▶ **Excerto**
════

CRECHE A 20 QUILÓMETROS

Apesar do alívio, por ter encontrado esta solução numa altura em que tinha de regressar ao trabalho, conta que não é o ideal, devido à ginástica de horários e às viagens diárias.

“Já estava a ficar desesperada porque não tinha onde o deixar. Soube que em Vidago havia vaga, e consegui. Mas causa bastante transtorno, tenho de fazer 80 quilómetros por dia”
CINDY FERREIRA
CHAVES

“Causa bastante transtorno, além de não ter um horário tão alargado como uma creche em Chaves, tenho de fazer 80 quilómetros por dia, em quatro viagens. Vou de manhã e venho para o trabalho, e regresso às 16h30 para o ir buscar”, sublinha Cindy que mora na localidade de Bustelo, ainda mais afastada de Vidago do que Chaves. Consegue compatibilizar com o horário de trabalho, porque está com as horas de amamentação, e diz ter tido “a sorte de a entidade patronal fazer um horário compatível com as deslocações”, senão, garante, “era impossível”. “O meu marido sai depois das 21 horas, tenho de ser sempre eu a ir buscar o menino, é uma dinâmica muito complicada”, conta.

════

▶ **Dados fornecidos**
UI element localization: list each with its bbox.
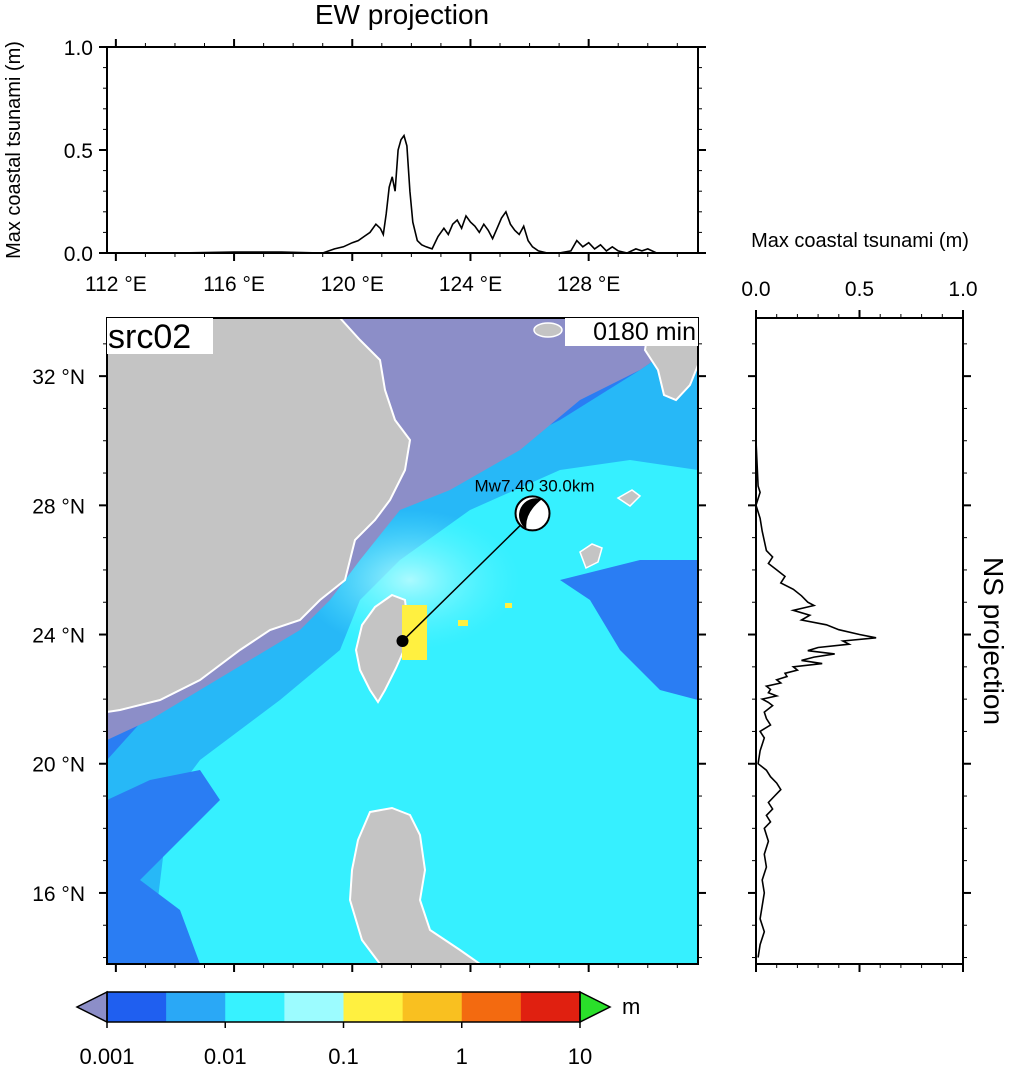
map-land-luzon <box>348 806 482 964</box>
event-label: Mw7.40 30.0km <box>475 476 595 495</box>
ns-xlabel: Max coastal tsunami (m) <box>751 230 969 252</box>
ew-xtick-label: 112 °E <box>85 273 147 296</box>
ew-title: EW projection <box>315 0 489 30</box>
ew-ytick-label: 1.0 <box>64 37 93 60</box>
ew-xtick-label: 120 °E <box>321 273 384 296</box>
map-land-amami <box>616 489 642 507</box>
ns-title: NS projection <box>978 557 1009 725</box>
colorbar-segment <box>107 992 167 1022</box>
map-coastal-max-islet-2 <box>505 603 512 608</box>
colorbar-tick-label: 10 <box>568 1044 592 1066</box>
colorbar-tick-label: 0.1 <box>328 1044 359 1066</box>
map-land-mainland <box>107 318 412 714</box>
map-ocean-shallow <box>150 460 698 964</box>
map-coastal-max-zone <box>402 605 427 660</box>
colorbar-tick-label: 0.001 <box>79 1044 134 1066</box>
colorbar-segment <box>461 992 522 1022</box>
ns-series-line <box>755 324 877 958</box>
map-ytick-label: 16 °N <box>32 883 85 906</box>
ew-xtick-label: 116 °E <box>203 273 265 296</box>
epicenter-marker <box>396 635 409 647</box>
ns-y-axis <box>748 343 971 959</box>
time-label: 0180 min <box>593 318 696 346</box>
map-x-axis <box>114 964 678 972</box>
colorbar-segment <box>225 992 285 1022</box>
tsunami-map: 16 °N 20 °N 24 °N 28 °N 32 °N src02 0180 min… <box>32 317 706 972</box>
colorbar-segment <box>343 992 404 1022</box>
map-y-axis: 16 °N 20 °N 24 °N 28 °N 32 °N <box>32 343 706 959</box>
ns-projection-chart: Max coastal tsunami (m) NS projection 0.… <box>741 230 1009 972</box>
map-ytick-label: 28 °N <box>32 495 85 518</box>
ns-frame <box>755 317 964 965</box>
ns-xtick-label: 0.0 <box>741 278 770 301</box>
colorbar-segment <box>402 992 463 1022</box>
focal-mechanism-beachball <box>514 495 551 532</box>
time-label-bg <box>565 318 698 346</box>
ew-series-line <box>110 133 684 254</box>
ew-projection-chart: EW projection Max coastal tsunami (m) 0.… <box>3 0 706 296</box>
map-island-jeju <box>533 322 563 338</box>
ew-xtick-label: 128 °E <box>557 273 620 296</box>
map-ocean-deep-left <box>107 770 220 964</box>
colorbar-unit: m <box>622 994 640 1019</box>
ew-ytick-label: 0.0 <box>64 243 93 266</box>
ns-xtick-label: 0.5 <box>845 278 874 301</box>
source-label-bg <box>107 318 213 354</box>
colorbar-segment <box>166 992 226 1022</box>
ew-x-axis: 112 °E 116 °E 120 °E 124 °E 128 °E <box>85 39 678 296</box>
colorbar: 0.001 0.01 0.1 1 10 <box>75 990 612 1066</box>
map-frame <box>106 317 699 965</box>
colorbar-segment <box>284 992 345 1022</box>
colorbar-over-triangle <box>579 990 612 1024</box>
colorbar-segment <box>520 992 581 1022</box>
ew-xtick-label: 124 °E <box>439 273 502 296</box>
ew-y-axis: 0.0 0.5 1.0 <box>64 37 706 266</box>
colorbar-under-triangle <box>75 990 108 1024</box>
ew-frame <box>106 46 699 254</box>
ns-xtick-label: 1.0 <box>948 278 977 301</box>
ew-ytick-label: 0.5 <box>64 140 93 163</box>
beachball-compression <box>519 498 542 530</box>
map-ytick-label: 20 °N <box>32 754 85 777</box>
colorbar-tick-label: 1 <box>456 1044 468 1066</box>
ew-ylabel: Max coastal tsunami (m) <box>3 41 25 259</box>
ns-x-axis: 0.0 0.5 1.0 <box>741 278 978 972</box>
epicenter-link-line <box>401 512 534 642</box>
map-land-okinawa <box>579 543 603 570</box>
map-ocean-deep-right <box>560 560 698 700</box>
map-ytick-label: 32 °N <box>32 366 85 389</box>
source-label: src02 <box>108 318 191 356</box>
map-ytick-label: 24 °N <box>32 625 85 648</box>
colorbar-tick-label: 0.01 <box>204 1044 247 1066</box>
map-coastal-max-islet <box>458 620 468 626</box>
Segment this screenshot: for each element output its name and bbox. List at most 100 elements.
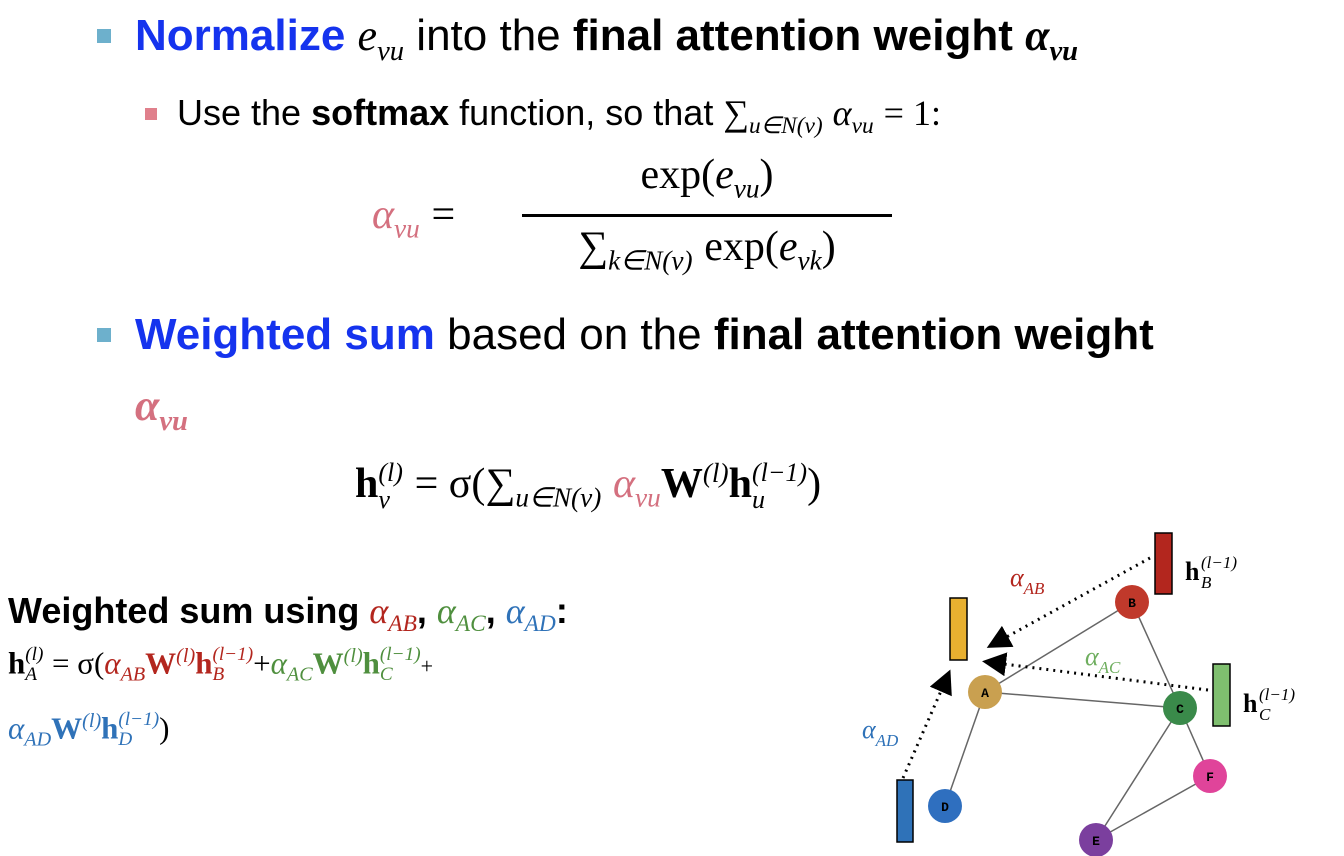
node	[1163, 691, 1197, 725]
shape: (l) A	[25, 644, 44, 686]
text-run: vu	[394, 213, 420, 244]
node	[1115, 585, 1149, 619]
embedding-label: h	[1243, 689, 1258, 718]
node-label: E	[1092, 834, 1100, 849]
text-run: h	[101, 710, 119, 746]
node	[968, 675, 1002, 709]
node-label: F	[1206, 770, 1214, 785]
equation: h (l) v = σ(∑u∈N(v) αvuW(l)h (l−1) u)	[355, 458, 821, 513]
denominator: ∑k∈N(v) exp(evk)	[522, 222, 892, 276]
text-run: = σ(	[414, 461, 486, 507]
edge-label: αAC	[1085, 642, 1121, 677]
box-equation-line: h (l) A = σ(αABW(l)h (l−1) B +αACW(l)h (l−1) C +	[8, 644, 434, 687]
shape	[984, 691, 1181, 709]
fraction-line	[522, 214, 892, 217]
text-run: final attention weight	[713, 310, 1154, 359]
text-run: (l)	[378, 457, 403, 487]
text-run: +	[420, 653, 434, 679]
shape: (l−1) C	[379, 644, 421, 686]
text-run: (l)	[702, 458, 729, 488]
text-run: u	[751, 484, 765, 514]
text-run: e	[778, 224, 798, 270]
text-run: based on the	[447, 310, 702, 359]
bullet-marker	[97, 29, 111, 43]
text-run: Weighted sum using	[8, 590, 360, 631]
text-run: (l−1)	[751, 457, 808, 487]
text-run: ∑	[485, 461, 516, 507]
text-run: (l)	[343, 645, 363, 668]
text-run: A	[25, 664, 37, 686]
text-run: α	[613, 461, 636, 507]
text-run: (l−1)	[379, 644, 421, 665]
text-run: exp(	[704, 224, 779, 270]
alpha: α	[1010, 563, 1025, 592]
text-run: AC	[455, 611, 486, 638]
text-run: ∑	[578, 224, 609, 270]
subscript: C	[1259, 705, 1271, 724]
shape	[1095, 707, 1181, 841]
bullet-marker	[97, 328, 111, 342]
shape: (l−1) D	[118, 709, 160, 750]
text-run: e	[357, 11, 378, 60]
text-run: )	[159, 710, 170, 746]
text-run: ,	[416, 590, 427, 631]
text-run: α	[135, 381, 160, 430]
text-run: vu	[159, 405, 188, 437]
text-run: exp(	[640, 152, 716, 198]
node	[1193, 759, 1227, 793]
embedding-bar	[949, 597, 968, 661]
text-run: W	[312, 645, 344, 681]
text-run: α	[104, 645, 121, 681]
bullet: Weighted sum based on the final attentio…	[135, 310, 1154, 360]
text-run: Weighted sum	[135, 310, 435, 359]
text-run: into the	[416, 11, 561, 60]
text-run: α	[369, 591, 389, 631]
text-run: α	[436, 591, 456, 631]
text-run: h	[362, 645, 380, 681]
text-run: vk	[797, 245, 822, 276]
equation-lhs: αvu =	[372, 190, 455, 244]
text-run: B	[212, 664, 225, 686]
node-label: C	[1176, 702, 1184, 717]
text-run: (l)	[25, 644, 44, 665]
text-run: α	[832, 93, 852, 133]
text-run: vu	[377, 35, 405, 67]
sub-bullet: Use the softmax function, so that ∑u∈N(v…	[177, 92, 941, 140]
shape	[1131, 601, 1181, 709]
text-run: (l)	[176, 645, 196, 668]
superscript: (l−1)	[1201, 553, 1237, 572]
text-run: h	[8, 645, 26, 681]
text-run: α	[372, 192, 395, 238]
text-run: softmax	[311, 92, 450, 133]
text-run: (l−1)	[118, 709, 160, 730]
shape	[901, 669, 952, 779]
embedding-bar	[1154, 532, 1173, 595]
node-label: A	[981, 686, 989, 701]
text-run: W	[660, 461, 703, 507]
embedding-label-scripts: (l−1) B	[1201, 553, 1237, 592]
text-run: vu	[851, 113, 874, 140]
shape: (l) v	[378, 457, 403, 513]
text-run: )	[807, 461, 822, 507]
text-run: α	[505, 591, 525, 631]
node	[928, 789, 962, 823]
text-run: AD	[24, 728, 52, 751]
numerator: exp(evu)	[522, 150, 892, 204]
text-run: k∈N(v)	[608, 245, 693, 276]
edge-label: αAB	[1010, 563, 1045, 598]
subscript: AC	[1098, 658, 1121, 677]
text-run: (l−1)	[212, 644, 254, 665]
text-run: ∑	[723, 93, 750, 133]
text-run: C	[379, 664, 393, 686]
embedding-label-scripts: (l−1) C	[1259, 685, 1295, 724]
node-label: B	[1128, 596, 1136, 611]
text-run: )	[759, 152, 774, 198]
subscript: AB	[1023, 579, 1045, 598]
text-run: h	[728, 461, 752, 507]
text-run: AB	[388, 611, 417, 638]
subscript: AD	[875, 731, 899, 750]
subscript: B	[1201, 573, 1212, 592]
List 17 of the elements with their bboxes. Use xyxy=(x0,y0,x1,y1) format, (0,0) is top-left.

════

▶ **Objetivo 1**
Como fica em inglês a frase "Apesar do alívio, por ter encontrado esta solução numa altura em que tinha de regressar ao trabalho, conta que não é o ideal, devido à ginástica de horários e às viagens diárias.", do excerto sobre a creche a 20 quilómetros?
▶ **Objetivo 2**
Escreva o que vem a seguir no excerto sobre a creche a 20 quilómetros, a começar depois da última frase.
Os registos não são precisos para nada.

▶ **Resultado 1**
Despite the relief of having found this solution at a time when she had to return to work, she says it is not ideal, because of the juggling of schedules and the daily trips.

▶ **Resultado 2**
A IPSS foi a primeira opção, porque era a mais próxima de casa, mas admite que até preferia uma creche privada para compatibilizar os horários de trabalho, e assume que “não tinha ideia que seria tão complicado”. “Sabia que no Centro Paroquial era difícil, mas achei que nos privados iria conseguir à partida e não aconteceu”, confessa.

Apesar dos inconvenientes considera-se afortunada, já que, conta, há famílias “que queriam ir para Vidago e agora já não tem vagas para berçário”. “Apesar de tudo, ainda tive sorte de conseguir na altura”.

O filho de Cindy usufrui da gratuitidade da creche no âmbito da medida Creche Feliz, mas admite que “preferia ter uma escola a pagar”, porque o que gasta em viagens “acaba por ser uma mensalidade” e critica alguns aspetos da medida. “Para muita gente estar a usufruir desse apoio, quando podia estar com os filhos em casa, quem está a trabalhar acaba por não ter direito à Creche Feliz, porque as pessoas desempregadas e com prestações sociais têm prioridade. Depois quem está a trabalhar fica com esta limitação, como me aconteceu a mim e a dezenas de outras mães”, contesta.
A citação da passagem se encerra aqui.